▶ [TASK REQUIREMENTS]: Transcribe the data in full and exactly, omitting any pictures.

▶ [DATA SECTION]:
— Start —
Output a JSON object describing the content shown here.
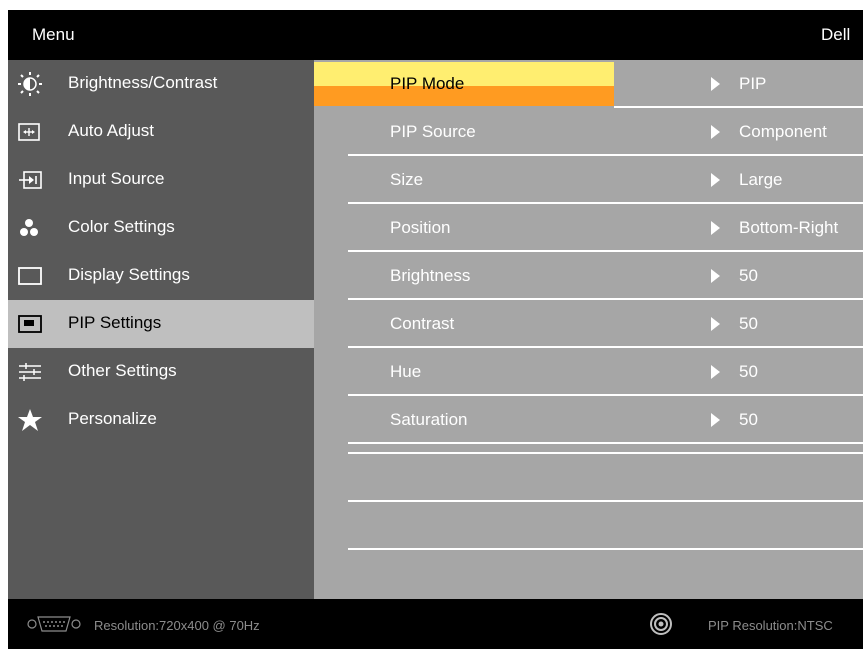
{
  "header": {
    "title": "Menu",
    "brand": "Dell"
  },
  "nav": {
    "items": [
      {
        "label": "Brightness/Contrast",
        "icon": "brightness-icon"
      },
      {
        "label": "Auto Adjust",
        "icon": "auto-adjust-icon"
      },
      {
        "label": "Input Source",
        "icon": "input-source-icon"
      },
      {
        "label": "Color Settings",
        "icon": "color-settings-icon"
      },
      {
        "label": "Display Settings",
        "icon": "display-settings-icon"
      },
      {
        "label": "PIP Settings",
        "icon": "pip-icon"
      },
      {
        "label": "Other Settings",
        "icon": "other-settings-icon"
      },
      {
        "label": "Personalize",
        "icon": "star-icon"
      }
    ],
    "selected": "PIP Settings"
  },
  "settings": {
    "rows": [
      {
        "name": "PIP Mode",
        "value": "PIP"
      },
      {
        "name": "PIP Source",
        "value": "Component"
      },
      {
        "name": "Size",
        "value": "Large"
      },
      {
        "name": "Position",
        "value": "Bottom-Right"
      },
      {
        "name": "Brightness",
        "value": "50"
      },
      {
        "name": "Contrast",
        "value": "50"
      },
      {
        "name": "Hue",
        "value": "50"
      },
      {
        "name": "Saturation",
        "value": "50"
      }
    ],
    "selected": "PIP Mode"
  },
  "footer": {
    "resolution": "Resolution:720x400 @ 70Hz",
    "pip_resolution": "PIP Resolution:NTSC",
    "input_icon": "vga-connector-icon",
    "pip_icon": "pip-source-icon"
  },
  "colors": {
    "panel_dark": "#595959",
    "panel_light": "#a6a6a6",
    "selected_nav": "#bfbfbf",
    "highlight_top": "#ffee70",
    "highlight_bottom": "#ff9b21"
  }
}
— End —
▶ [SOLUTION TO THIS EXERCISE]:
Output a JSON object describing the content shown here.
{
  "header": {
    "title": "Menu",
    "brand": "Dell"
  },
  "nav": {
    "items": [
      {
        "label": "Brightness/Contrast",
        "icon": "brightness-icon"
      },
      {
        "label": "Auto Adjust",
        "icon": "auto-adjust-icon"
      },
      {
        "label": "Input Source",
        "icon": "input-source-icon"
      },
      {
        "label": "Color Settings",
        "icon": "color-settings-icon"
      },
      {
        "label": "Display Settings",
        "icon": "display-settings-icon"
      },
      {
        "label": "PIP Settings",
        "icon": "pip-icon"
      },
      {
        "label": "Other Settings",
        "icon": "other-settings-icon"
      },
      {
        "label": "Personalize",
        "icon": "star-icon"
      }
    ],
    "selected": "PIP Settings"
  },
  "settings": {
    "rows": [
      {
        "name": "PIP Mode",
        "value": "PIP"
      },
      {
        "name": "PIP Source",
        "value": "Component"
      },
      {
        "name": "Size",
        "value": "Large"
      },
      {
        "name": "Position",
        "value": "Bottom-Right"
      },
      {
        "name": "Brightness",
        "value": "50"
      },
      {
        "name": "Contrast",
        "value": "50"
      },
      {
        "name": "Hue",
        "value": "50"
      },
      {
        "name": "Saturation",
        "value": "50"
      }
    ],
    "selected": "PIP Mode"
  },
  "footer": {
    "resolution": "Resolution:720x400 @ 70Hz",
    "pip_resolution": "PIP Resolution:NTSC",
    "input_icon": "vga-connector-icon",
    "pip_icon": "pip-source-icon"
  },
  "colors": {
    "panel_dark": "#595959",
    "panel_light": "#a6a6a6",
    "selected_nav": "#bfbfbf",
    "highlight_top": "#ffee70",
    "highlight_bottom": "#ff9b21"
  }
}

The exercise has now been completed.